Filter out everything except lines holding "furfum".

• **PROVIDED INFORMATION**
*-*-*
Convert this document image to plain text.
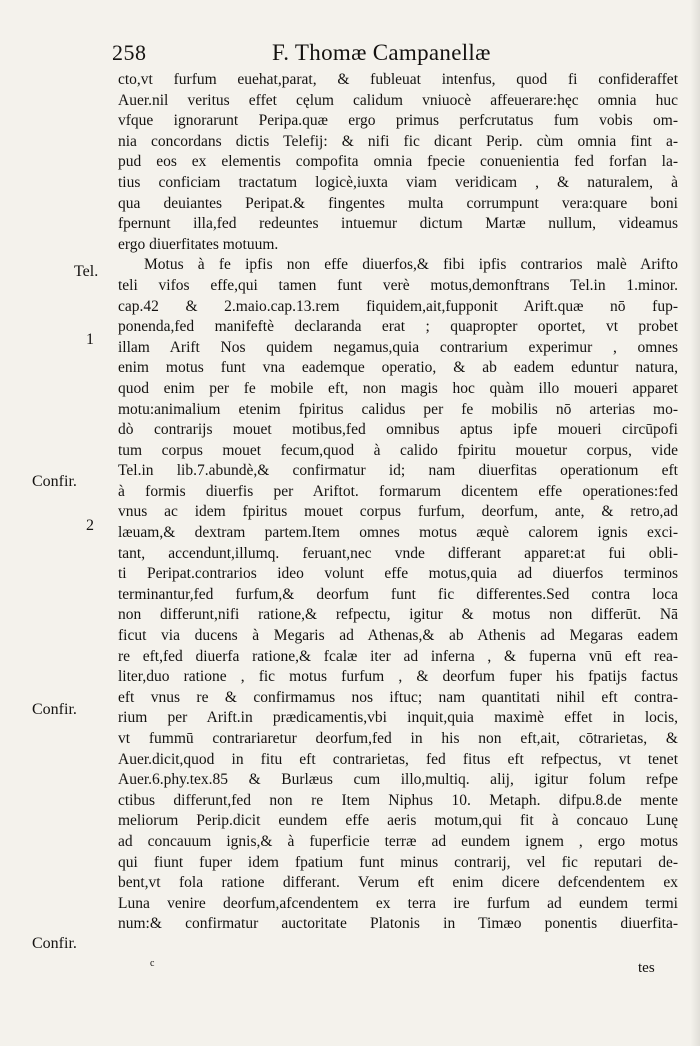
258	F. Thomæ Campanellæ
cto,vt furfum euehat,parat, & fubleuat intenfus, quod fi confideraffet
Auer.nil veritus effet cęlum calidum vniuocè affeuerare:hęc omnia huc
vfque ignorarunt Peripa.quæ ergo primus perfcrutatus fum vobis om-
nia concordans dictis Telefij: & nifi fic dicant Perip. cùm omnia fint a-
pud eos ex elementis compofita omnia fpecie conuenientia fed forfan la-
tius conficiam tractatum logicè,iuxta viam veridicam , & naturalem, à
qua deuiantes Peripat.& fingentes multa corrumpunt vera:quare boni
fpernunt illa,fed redeuntes intuemur dictum Martæ nullum, videamus
ergo diuerfitates motuum.
Motus à fe ipfis non effe diuerfos,& fibi ipfis contrarios malè Arifto
teli vifos effe,qui tamen funt verè motus,demonftrans Tel.in 1.minor.
cap.42 & 2.maio.cap.13.rem fiquidem,ait,fupponit Arift.quæ nō fup-
ponenda,fed manifeftè declaranda erat ; quapropter oportet, vt probet
illam Arift Nos quidem negamus,quia contrarium experimur , omnes
enim motus funt vna eademque operatio, & ab eadem eduntur natura,
quod enim per fe mobile eft, non magis hoc quàm illo moueri apparet
motu:animalium etenim fpiritus calidus per fe mobilis nō arterias mo-
dò contrarijs mouet motibus,fed omnibus aptus ipfe moueri circūpofi
tum corpus mouet fecum,quod à calido fpiritu mouetur corpus, vide
Tel.in lib.7.abundè,& confirmatur id; nam diuerfitas operationum eft
à formis diuerfis per Ariftot. formarum dicentem effe operationes:fed
vnus ac idem fpiritus mouet corpus furfum, deorfum, ante, & retro,ad
læuam,& dextram partem.Item omnes motus æquè calorem ignis exci-
tant, accendunt,illumq. feruant,nec vnde differant apparet:at fui obli-
ti Peripat.contrarios ideo volunt effe motus,quia ad diuerfos terminos
terminantur,fed furfum,& deorfum funt fic differentes.Sed contra loca
non differunt,nifi ratione,& refpectu, igitur & motus non differūt. Nā
ficut via ducens à Megaris ad Athenas,& ab Athenis ad Megaras eadem
re eft,fed diuerfa ratione,& fcalæ iter ad inferna , & fuperna vnū eft rea-
liter,duo ratione , fic motus furfum , & deorfum fuper his fpatijs factus
eft vnus re & confirmamus nos iftuc; nam quantitati nihil eft contra-
rium per Arift.in prædicamentis,vbi inquit,quia maximè effet in locis,
vt fummū contrariaretur deorfum,fed in his non eft,ait, cōtrarietas, &
Auer.dicit,quod in fitu eft contrarietas, fed fitus eft refpectus, vt tenet
Auer.6.phy.tex.85 & Burlæus cum illo,multiq. alij, igitur folum refpe
ctibus differunt,fed non re Item Niphus 10. Metaph. difpu.8.de mente
meliorum Perip.dicit eundem effe aeris motum,qui fit à concauo Lunę
ad concauum ignis,& à fuperficie terræ ad eundem ignem , ergo motus
qui fiunt fuper idem fpatium funt minus contrarij, vel fic reputari de-
bent,vt fola ratione differant. Verum eft enim dicere defcendentem ex
Luna venire deorfum,afcendentem ex terra ire furfum ad eundem termi
num:& confirmatur auctoritate Platonis in Timæo ponentis diuerfita-
Tel.
1
Confir.
2
Confir.
Confir.
c	tes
*-*-*
• **RESPONSE**
cto,vt furfum euehat,parat, & fubleuat intenfus, quod fi confideraffet
vnus ac idem fpiritus mouet corpus furfum, deorfum, ante, & retro,ad
terminantur,fed furfum,& deorfum funt fic differentes.Sed contra loca
liter,duo ratione , fic motus furfum , & deorfum fuper his fpatijs factus
Luna venire deorfum,afcendentem ex terra ire furfum ad eundem termi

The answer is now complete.